[Data entries]
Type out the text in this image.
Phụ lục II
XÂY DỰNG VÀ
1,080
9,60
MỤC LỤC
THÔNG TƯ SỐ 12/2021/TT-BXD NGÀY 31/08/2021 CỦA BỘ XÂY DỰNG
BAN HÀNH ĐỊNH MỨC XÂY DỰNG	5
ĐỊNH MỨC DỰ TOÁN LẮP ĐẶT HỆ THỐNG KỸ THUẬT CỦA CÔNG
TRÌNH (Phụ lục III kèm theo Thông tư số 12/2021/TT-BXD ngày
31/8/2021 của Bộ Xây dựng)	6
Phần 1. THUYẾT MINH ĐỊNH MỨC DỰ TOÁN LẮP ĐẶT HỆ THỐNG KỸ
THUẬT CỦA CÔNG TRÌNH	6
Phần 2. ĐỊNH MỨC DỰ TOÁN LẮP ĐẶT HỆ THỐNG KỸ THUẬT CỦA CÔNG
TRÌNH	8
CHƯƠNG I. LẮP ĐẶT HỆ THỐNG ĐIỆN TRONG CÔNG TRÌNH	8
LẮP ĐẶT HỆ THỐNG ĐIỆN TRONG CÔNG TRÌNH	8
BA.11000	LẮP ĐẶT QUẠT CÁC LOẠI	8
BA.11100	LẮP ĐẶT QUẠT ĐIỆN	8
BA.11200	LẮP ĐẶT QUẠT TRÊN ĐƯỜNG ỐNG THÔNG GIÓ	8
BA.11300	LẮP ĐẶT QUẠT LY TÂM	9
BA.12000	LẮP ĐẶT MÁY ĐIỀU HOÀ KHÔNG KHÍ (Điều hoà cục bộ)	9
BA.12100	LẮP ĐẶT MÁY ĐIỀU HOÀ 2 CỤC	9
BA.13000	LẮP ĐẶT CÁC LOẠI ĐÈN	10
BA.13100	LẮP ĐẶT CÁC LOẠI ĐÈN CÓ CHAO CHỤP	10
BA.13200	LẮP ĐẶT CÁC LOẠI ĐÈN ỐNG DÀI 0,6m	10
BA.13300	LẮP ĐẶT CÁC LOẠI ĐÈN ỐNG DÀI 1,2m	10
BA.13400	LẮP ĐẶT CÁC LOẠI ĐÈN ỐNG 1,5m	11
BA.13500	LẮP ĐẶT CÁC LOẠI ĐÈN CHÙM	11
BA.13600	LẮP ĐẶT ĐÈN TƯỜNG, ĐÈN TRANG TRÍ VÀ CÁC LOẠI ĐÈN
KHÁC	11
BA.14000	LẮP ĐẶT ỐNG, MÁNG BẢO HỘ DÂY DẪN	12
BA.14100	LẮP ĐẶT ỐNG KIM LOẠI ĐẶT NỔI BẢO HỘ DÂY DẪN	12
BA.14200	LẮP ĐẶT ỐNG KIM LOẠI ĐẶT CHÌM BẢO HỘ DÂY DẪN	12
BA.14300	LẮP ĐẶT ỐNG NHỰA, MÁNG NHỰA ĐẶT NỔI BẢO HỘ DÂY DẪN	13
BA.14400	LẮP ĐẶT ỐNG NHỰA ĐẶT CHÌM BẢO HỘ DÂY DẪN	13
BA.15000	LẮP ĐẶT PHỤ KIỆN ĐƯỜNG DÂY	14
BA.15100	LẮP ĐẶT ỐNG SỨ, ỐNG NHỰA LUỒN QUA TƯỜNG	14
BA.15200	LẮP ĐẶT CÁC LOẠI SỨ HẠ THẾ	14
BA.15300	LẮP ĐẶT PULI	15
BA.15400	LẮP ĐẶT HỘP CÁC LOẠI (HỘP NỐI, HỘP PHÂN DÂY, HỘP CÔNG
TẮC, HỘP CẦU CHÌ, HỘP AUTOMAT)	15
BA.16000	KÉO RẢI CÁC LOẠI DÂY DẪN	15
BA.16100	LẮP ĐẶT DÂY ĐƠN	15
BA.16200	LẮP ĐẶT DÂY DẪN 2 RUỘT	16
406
==
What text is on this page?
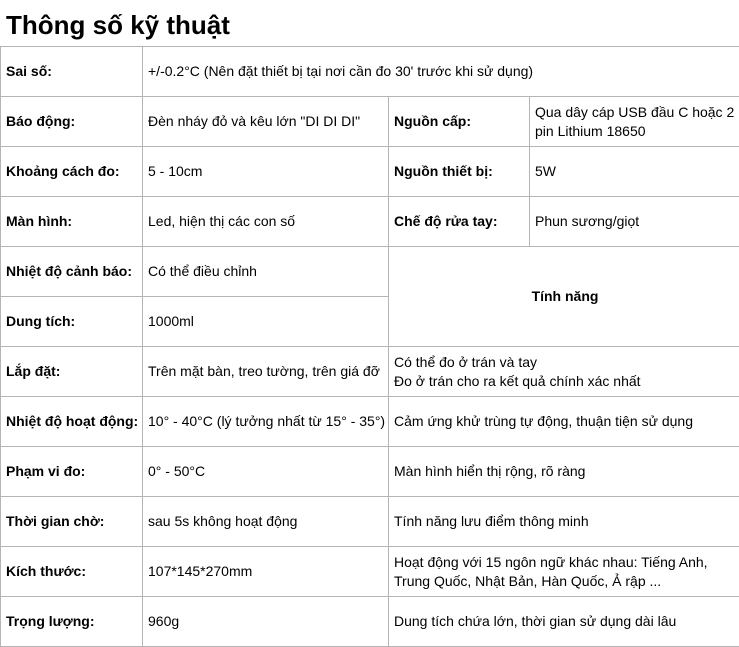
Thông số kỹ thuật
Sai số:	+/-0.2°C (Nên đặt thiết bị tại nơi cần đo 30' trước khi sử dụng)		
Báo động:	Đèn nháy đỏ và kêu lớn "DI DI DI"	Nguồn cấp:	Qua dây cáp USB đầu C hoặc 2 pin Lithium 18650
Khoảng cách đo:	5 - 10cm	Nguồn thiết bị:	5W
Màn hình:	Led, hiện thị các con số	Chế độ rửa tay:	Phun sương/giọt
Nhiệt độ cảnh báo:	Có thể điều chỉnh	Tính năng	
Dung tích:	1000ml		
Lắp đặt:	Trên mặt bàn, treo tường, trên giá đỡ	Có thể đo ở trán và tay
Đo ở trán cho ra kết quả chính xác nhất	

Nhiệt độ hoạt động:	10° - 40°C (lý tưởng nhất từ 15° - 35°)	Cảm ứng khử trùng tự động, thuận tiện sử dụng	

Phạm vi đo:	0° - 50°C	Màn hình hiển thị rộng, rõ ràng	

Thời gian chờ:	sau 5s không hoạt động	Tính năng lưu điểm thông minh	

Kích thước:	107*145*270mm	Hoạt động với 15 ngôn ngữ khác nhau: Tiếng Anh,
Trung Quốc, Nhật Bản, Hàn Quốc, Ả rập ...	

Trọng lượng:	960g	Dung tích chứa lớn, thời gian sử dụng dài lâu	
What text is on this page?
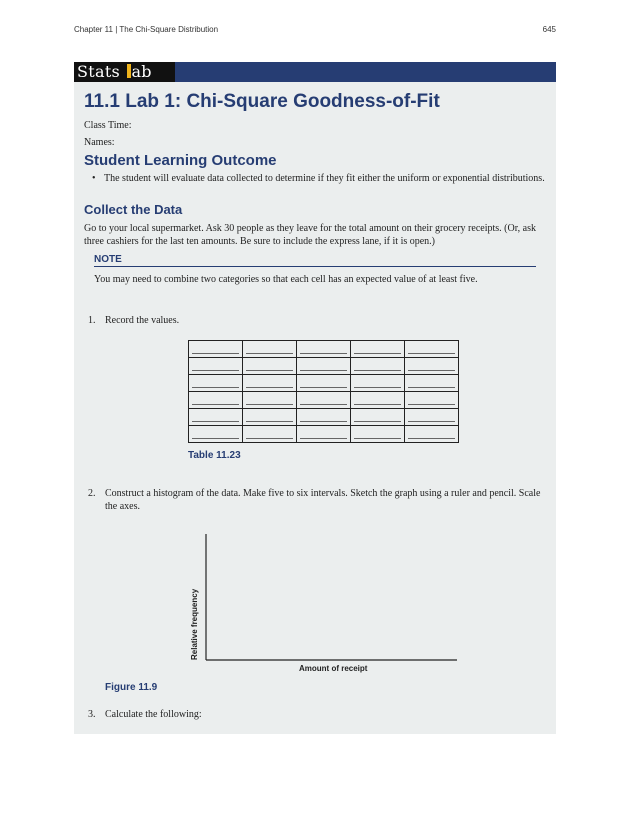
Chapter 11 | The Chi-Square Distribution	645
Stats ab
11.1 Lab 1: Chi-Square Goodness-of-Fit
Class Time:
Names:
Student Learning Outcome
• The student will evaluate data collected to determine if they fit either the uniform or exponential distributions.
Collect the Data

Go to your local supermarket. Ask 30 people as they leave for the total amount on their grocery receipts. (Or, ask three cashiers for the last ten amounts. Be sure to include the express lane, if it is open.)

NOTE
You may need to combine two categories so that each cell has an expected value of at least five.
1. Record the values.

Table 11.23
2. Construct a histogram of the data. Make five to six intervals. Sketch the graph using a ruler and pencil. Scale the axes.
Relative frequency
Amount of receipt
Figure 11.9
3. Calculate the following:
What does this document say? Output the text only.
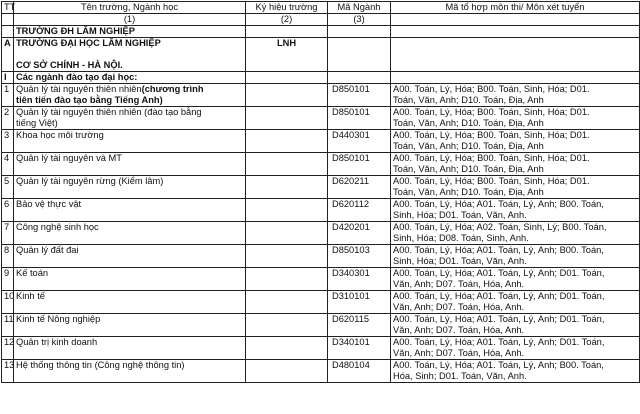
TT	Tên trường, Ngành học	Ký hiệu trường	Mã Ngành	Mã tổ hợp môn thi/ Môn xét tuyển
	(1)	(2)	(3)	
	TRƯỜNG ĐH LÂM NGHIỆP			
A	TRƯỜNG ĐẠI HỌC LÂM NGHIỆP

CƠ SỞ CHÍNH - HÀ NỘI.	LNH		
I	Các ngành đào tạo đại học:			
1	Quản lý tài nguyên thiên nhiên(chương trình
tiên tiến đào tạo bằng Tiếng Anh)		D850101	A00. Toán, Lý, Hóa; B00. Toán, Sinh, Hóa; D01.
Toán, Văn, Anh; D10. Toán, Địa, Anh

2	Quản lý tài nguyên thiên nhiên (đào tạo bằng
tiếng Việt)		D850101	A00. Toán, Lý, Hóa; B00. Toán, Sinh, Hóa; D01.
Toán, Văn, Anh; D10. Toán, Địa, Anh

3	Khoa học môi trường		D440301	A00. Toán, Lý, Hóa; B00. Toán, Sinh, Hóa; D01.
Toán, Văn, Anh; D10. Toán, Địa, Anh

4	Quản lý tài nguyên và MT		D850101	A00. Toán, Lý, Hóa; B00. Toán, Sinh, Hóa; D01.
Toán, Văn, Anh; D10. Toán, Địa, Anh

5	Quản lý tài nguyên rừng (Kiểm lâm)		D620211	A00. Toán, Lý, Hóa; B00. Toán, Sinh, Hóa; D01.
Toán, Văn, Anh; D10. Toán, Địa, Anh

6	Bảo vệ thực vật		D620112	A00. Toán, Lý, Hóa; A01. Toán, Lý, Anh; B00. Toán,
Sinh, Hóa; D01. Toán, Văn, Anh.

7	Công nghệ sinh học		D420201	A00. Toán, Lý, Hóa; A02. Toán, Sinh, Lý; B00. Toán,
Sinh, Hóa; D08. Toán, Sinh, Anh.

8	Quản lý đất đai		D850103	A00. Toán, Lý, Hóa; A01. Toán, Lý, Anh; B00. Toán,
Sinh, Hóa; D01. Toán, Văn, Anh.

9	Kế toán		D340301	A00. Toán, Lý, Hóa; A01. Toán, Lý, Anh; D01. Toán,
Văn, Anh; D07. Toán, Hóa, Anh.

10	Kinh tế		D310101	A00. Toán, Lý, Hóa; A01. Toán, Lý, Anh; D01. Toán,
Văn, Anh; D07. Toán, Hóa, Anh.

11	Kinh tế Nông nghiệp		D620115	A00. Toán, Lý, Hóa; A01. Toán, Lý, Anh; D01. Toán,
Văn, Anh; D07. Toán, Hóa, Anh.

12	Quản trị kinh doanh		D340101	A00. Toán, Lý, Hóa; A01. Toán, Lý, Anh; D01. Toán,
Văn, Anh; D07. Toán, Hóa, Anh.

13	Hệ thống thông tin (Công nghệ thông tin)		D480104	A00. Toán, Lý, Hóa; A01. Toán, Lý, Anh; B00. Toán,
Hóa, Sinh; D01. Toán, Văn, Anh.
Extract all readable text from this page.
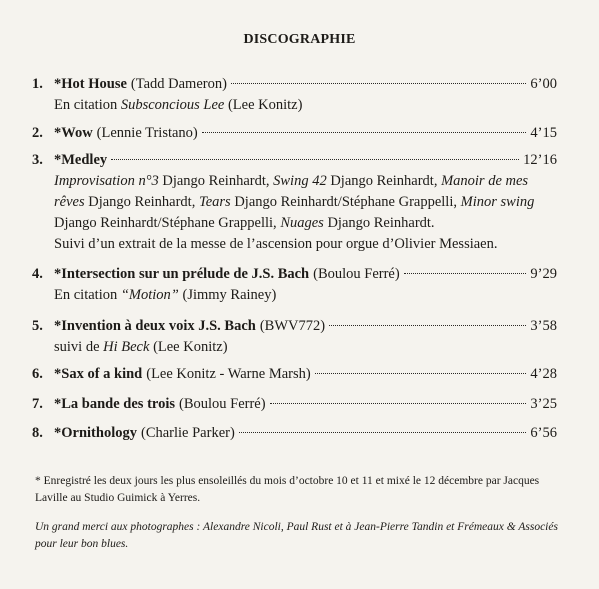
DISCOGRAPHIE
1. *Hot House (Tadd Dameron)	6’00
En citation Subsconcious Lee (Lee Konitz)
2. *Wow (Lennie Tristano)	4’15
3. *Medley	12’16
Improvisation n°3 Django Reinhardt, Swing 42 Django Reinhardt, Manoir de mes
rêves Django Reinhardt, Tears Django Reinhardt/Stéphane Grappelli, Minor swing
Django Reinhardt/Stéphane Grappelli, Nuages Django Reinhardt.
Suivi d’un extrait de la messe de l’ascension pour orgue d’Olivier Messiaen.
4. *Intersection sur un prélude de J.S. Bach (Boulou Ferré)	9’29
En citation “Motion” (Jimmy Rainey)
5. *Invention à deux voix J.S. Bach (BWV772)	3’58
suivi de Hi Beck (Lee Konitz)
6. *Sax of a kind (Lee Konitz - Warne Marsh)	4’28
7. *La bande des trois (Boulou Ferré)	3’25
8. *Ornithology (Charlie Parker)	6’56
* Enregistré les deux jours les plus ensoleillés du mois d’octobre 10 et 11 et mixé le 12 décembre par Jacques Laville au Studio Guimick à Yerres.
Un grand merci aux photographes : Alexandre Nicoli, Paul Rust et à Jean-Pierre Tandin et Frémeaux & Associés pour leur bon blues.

▶ [STATED TASK]: How many lines in the records above contain the word "thiên"? Give only the number.

▶ [WRITTEN SOLUTION]: 2